*What you are asked to do*: Below are the records. Gather each line that holds "belts".
---- Data rows
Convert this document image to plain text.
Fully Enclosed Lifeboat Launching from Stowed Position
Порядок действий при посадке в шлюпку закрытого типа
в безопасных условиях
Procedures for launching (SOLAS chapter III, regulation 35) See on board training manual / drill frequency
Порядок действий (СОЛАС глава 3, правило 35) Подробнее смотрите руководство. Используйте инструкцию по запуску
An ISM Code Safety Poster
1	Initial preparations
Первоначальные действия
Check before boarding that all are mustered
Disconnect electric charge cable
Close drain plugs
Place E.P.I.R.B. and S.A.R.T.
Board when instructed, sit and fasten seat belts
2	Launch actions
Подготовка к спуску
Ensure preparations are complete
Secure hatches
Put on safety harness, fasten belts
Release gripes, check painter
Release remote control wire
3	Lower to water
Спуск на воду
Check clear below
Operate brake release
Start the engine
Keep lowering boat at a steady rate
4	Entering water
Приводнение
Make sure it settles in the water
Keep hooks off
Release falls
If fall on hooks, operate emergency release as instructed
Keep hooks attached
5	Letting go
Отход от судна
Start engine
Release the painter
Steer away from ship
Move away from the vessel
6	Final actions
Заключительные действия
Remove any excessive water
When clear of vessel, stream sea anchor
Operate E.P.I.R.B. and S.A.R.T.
--------
*Expected output*:
Board when instructed, sit and fasten seat belts
Put on safety harness, fasten belts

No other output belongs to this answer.